▶ Task objective
From the data below, pull out every line that contains the string "breadcrumb", matching case exactly.

▶ Dataset entries
====
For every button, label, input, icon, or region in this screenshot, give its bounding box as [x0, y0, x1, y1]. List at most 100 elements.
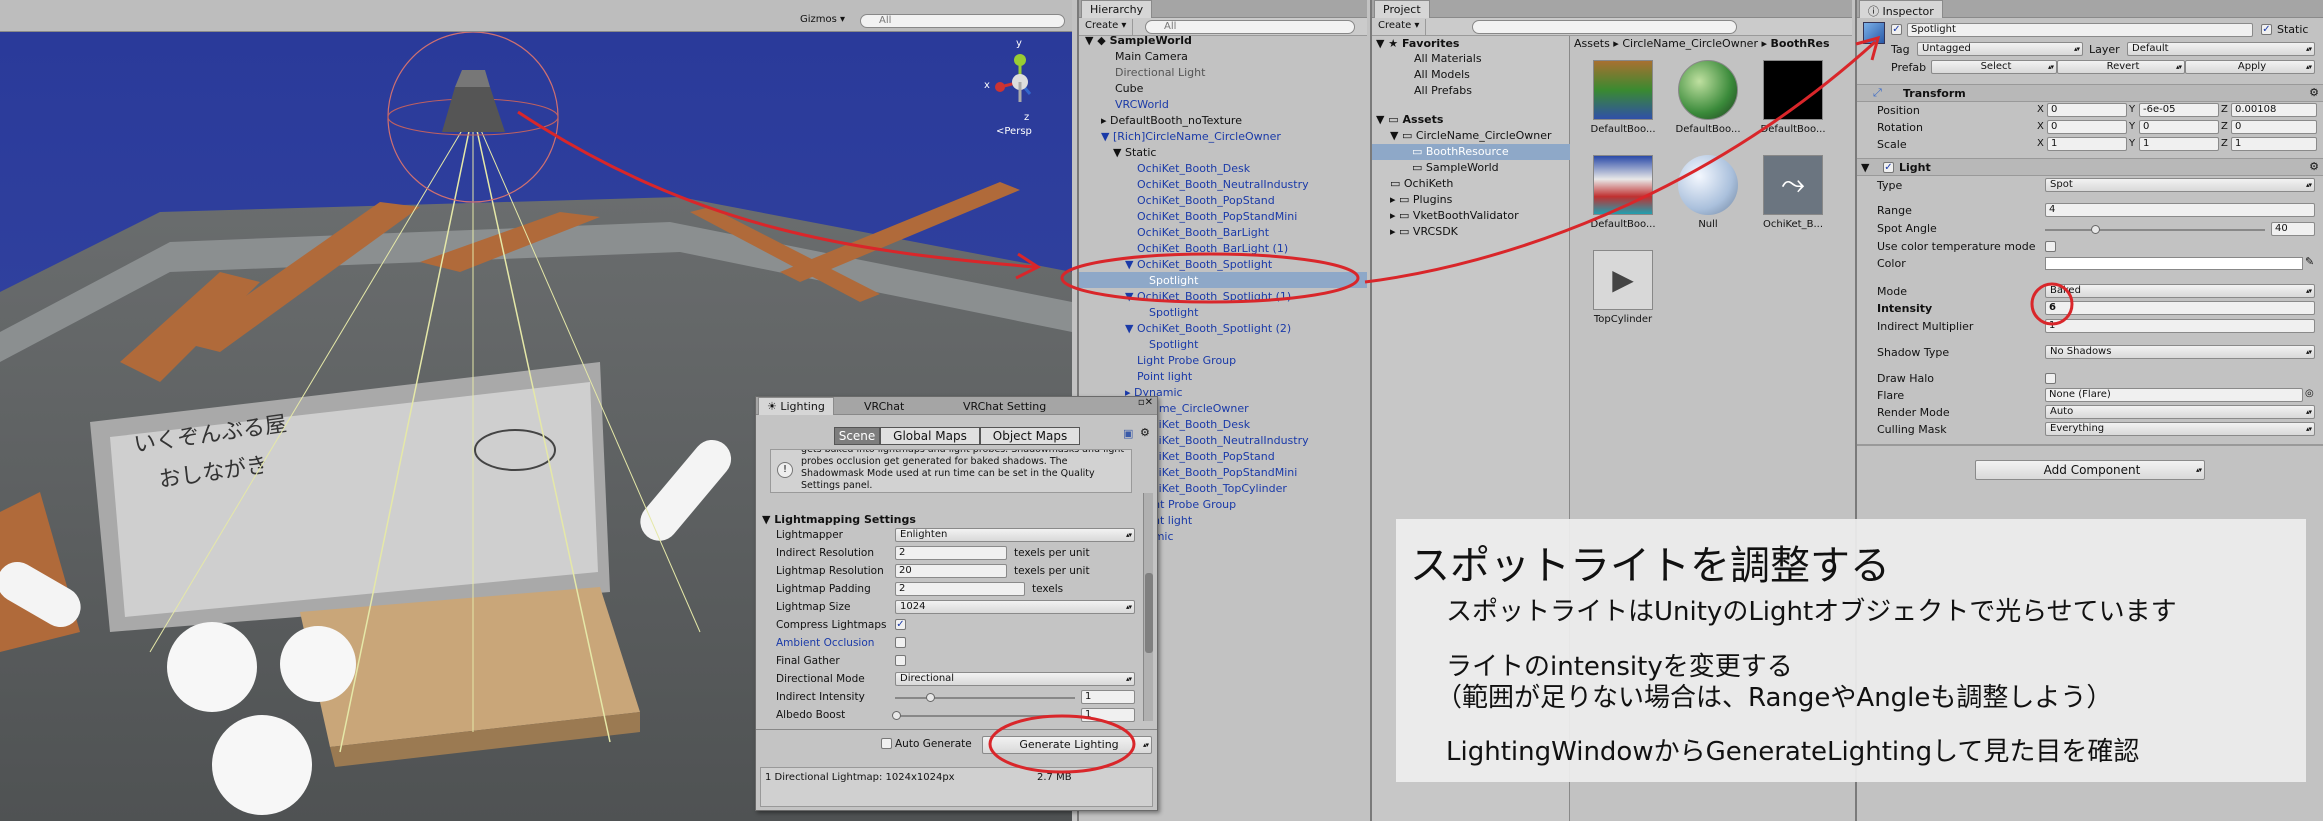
scrollbar-thumb[interactable] [1145, 573, 1153, 653]
layer-dropdown[interactable]: Default [2127, 42, 2315, 56]
lightmapping-section-header[interactable]: ▼ Lightmapping Settings [762, 513, 916, 526]
hierarchy-item[interactable]: ▼ OchiKet_Booth_Spotlight [1125, 257, 1272, 273]
lightmap-resolution-field[interactable]: 20 [895, 564, 1007, 578]
subtab-scene[interactable]: Scene [834, 427, 880, 445]
tree-sampleworld[interactable]: ▭ SampleWorld [1412, 160, 1499, 176]
spot-angle-slider[interactable] [2045, 229, 2265, 231]
indirect-multiplier-field[interactable]: 1 [2045, 319, 2315, 333]
tree-ochiketh[interactable]: ▭ OchiKeth [1390, 176, 1453, 192]
indirect-intensity-slider[interactable] [895, 697, 1075, 699]
tab-lighting[interactable]: ☀ Lighting [758, 397, 834, 415]
breadcrumb-assets[interactable]: Assets [1574, 37, 1610, 50]
auto-generate-checkbox[interactable] [881, 738, 892, 749]
static-checkbox[interactable]: ✓ [2261, 24, 2272, 35]
gear-icon[interactable]: ⚙ [2309, 160, 2319, 173]
generate-lighting-button[interactable]: Generate Lighting [982, 736, 1152, 754]
hierarchy-item[interactable]: Cube [1115, 81, 1143, 97]
transform-px-field[interactable]: 0 [2047, 103, 2127, 117]
tab-vrchat[interactable]: VRChat [864, 400, 904, 413]
hierarchy-item[interactable]: OchiKet_Booth_PopStandMini [1137, 209, 1297, 225]
hierarchy-item[interactable]: OchiKet_Booth_TopCylinder [1137, 481, 1287, 497]
tree-vketboothvalidator[interactable]: ▸ ▭ VketBoothValidator [1390, 208, 1519, 224]
subtab-global-maps[interactable]: Global Maps [880, 427, 980, 445]
albedo-boost-field[interactable]: 1 [1081, 708, 1135, 722]
scene-root[interactable]: ▼ ◆ SampleWorld [1085, 33, 1192, 49]
transform-rx-field[interactable]: 0 [2047, 120, 2127, 134]
type-dropdown[interactable]: Spot [2045, 178, 2315, 192]
lightmapper-dropdown[interactable]: Enlighten [895, 528, 1135, 542]
tree-vrcsdk[interactable]: ▸ ▭ VRCSDK [1390, 224, 1458, 240]
tag-dropdown[interactable]: Untagged [1917, 42, 2083, 56]
prefab-select-button[interactable]: Select [1931, 60, 2057, 74]
color-temp-checkbox[interactable] [2045, 241, 2056, 252]
culling-mask-dropdown[interactable]: Everything [2045, 422, 2315, 436]
project-create-button[interactable]: Create ▾ [1372, 19, 1427, 35]
transform-header[interactable]: ⤢ Transform ⚙ [1857, 84, 2323, 102]
project-search-input[interactable] [1472, 20, 1737, 34]
gear-icon[interactable]: ⚙ [2309, 86, 2319, 99]
albedo-boost-knob[interactable] [892, 711, 901, 720]
hierarchy-item[interactable]: VRCWorld [1115, 97, 1169, 113]
hierarchy-item[interactable]: ▼ Static [1113, 145, 1156, 161]
favorite-all-prefabs[interactable]: All Prefabs [1414, 83, 1472, 99]
render-mode-dropdown[interactable]: Auto [2045, 405, 2315, 419]
hierarchy-item[interactable]: OchiKet_Booth_Desk [1137, 161, 1250, 177]
transform-ry-field[interactable]: 0 [2139, 120, 2219, 134]
hierarchy-item[interactable]: ▼ OchiKet_Booth_Spotlight (2) [1125, 321, 1291, 337]
flare-field[interactable]: None (Flare) [2045, 388, 2303, 402]
hierarchy-item[interactable]: Point light [1137, 369, 1192, 385]
assets-header[interactable]: ▼ ▭ Assets [1376, 112, 1443, 128]
hierarchy-item[interactable]: OchiKet_Booth_PopStand [1137, 193, 1275, 209]
transform-py-field[interactable]: -6e-05 [2139, 103, 2219, 117]
indirect-intensity-field[interactable]: 1 [1081, 690, 1135, 704]
draw-halo-checkbox[interactable] [2045, 373, 2056, 384]
tree-circleowner[interactable]: ▼ ▭ CircleName_CircleOwner [1390, 128, 1552, 144]
asset-item[interactable]: ⤳ OchiKet_B... [1760, 155, 1826, 230]
foldout-arrow[interactable]: ▸ [1101, 114, 1110, 127]
favorites-header[interactable]: ▼ ★ Favorites [1376, 36, 1459, 52]
help-icon[interactable]: ▣ [1123, 427, 1133, 440]
breadcrumb-boothresource[interactable]: BoothRes [1771, 37, 1830, 50]
indirect-resolution-field[interactable]: 2 [895, 546, 1007, 560]
transform-sz-field[interactable]: 1 [2231, 137, 2317, 151]
hierarchy-item[interactable]: Directional Light [1115, 65, 1205, 81]
scene-search-input[interactable]: All [860, 14, 1065, 28]
tab-vrchat-setting[interactable]: VRChat Setting [963, 400, 1046, 413]
compress-lightmaps-checkbox[interactable]: ✓ [895, 619, 906, 630]
breadcrumb-circleowner[interactable]: CircleName_CircleOwner [1622, 37, 1758, 50]
lightmap-size-dropdown[interactable]: 1024 [895, 600, 1135, 614]
hierarchy-item[interactable]: ▸ DefaultBooth_noTexture [1101, 113, 1242, 129]
asset-item[interactable]: DefaultBoo... [1760, 60, 1826, 135]
lightmap-padding-field[interactable]: 2 [895, 582, 1025, 596]
hierarchy-item[interactable]: Spotlight [1149, 305, 1198, 321]
foldout-arrow[interactable]: ▼ [1125, 290, 1137, 303]
hierarchy-item[interactable]: Spotlight [1149, 337, 1198, 353]
asset-item[interactable]: DefaultBoo... [1675, 60, 1741, 135]
indirect-intensity-knob[interactable] [926, 693, 935, 702]
hierarchy-item[interactable]: Spotlight [1149, 273, 1198, 289]
spot-angle-field[interactable]: 40 [2271, 222, 2315, 236]
eyedropper-icon[interactable]: ✎ [2305, 255, 2314, 268]
prefab-revert-button[interactable]: Revert [2057, 60, 2185, 74]
active-checkbox[interactable]: ✓ [1891, 24, 1902, 35]
hierarchy-item[interactable]: ▼ [Rich]CircleName_CircleOwner [1101, 129, 1281, 145]
hierarchy-item[interactable]: OchiKet_Booth_NeutralIndustry [1137, 177, 1309, 193]
gizmos-button[interactable]: Gizmos ▾ [800, 14, 845, 25]
hierarchy-search-input[interactable]: All [1145, 20, 1355, 34]
add-component-button[interactable]: Add Component [1975, 460, 2205, 480]
transform-rz-field[interactable]: 0 [2231, 120, 2317, 134]
directional-mode-dropdown[interactable]: Directional [895, 672, 1135, 686]
lighting-scrollbar[interactable] [1143, 493, 1153, 721]
favorite-all-materials[interactable]: All Materials [1414, 51, 1482, 67]
object-picker-icon[interactable]: ◎ [2305, 388, 2314, 399]
close-icon[interactable]: ▫✕ [1138, 397, 1153, 408]
asset-item[interactable]: DefaultBoo... [1590, 60, 1656, 135]
tab-hierarchy[interactable]: Hierarchy [1081, 0, 1153, 18]
tree-boothresource[interactable]: ▭ BoothResource [1412, 144, 1509, 160]
foldout-arrow[interactable]: ▼ [1125, 322, 1137, 335]
asset-item[interactable]: ▶ TopCylinder [1590, 250, 1656, 325]
spot-angle-knob[interactable] [2091, 225, 2100, 234]
mode-dropdown[interactable]: Baked [2045, 284, 2315, 298]
prefab-apply-button[interactable]: Apply [2185, 60, 2315, 74]
asset-item[interactable]: DefaultBoo... [1590, 155, 1656, 230]
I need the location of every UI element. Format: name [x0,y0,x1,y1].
====
▶ Output below
breadcrumb-assets[interactable]: Assets [1574, 37, 1610, 50]
breadcrumb-boothresource[interactable]: BoothRes [1771, 37, 1830, 50]
breadcrumb-circleowner[interactable]: CircleName_CircleOwner [1622, 37, 1758, 50]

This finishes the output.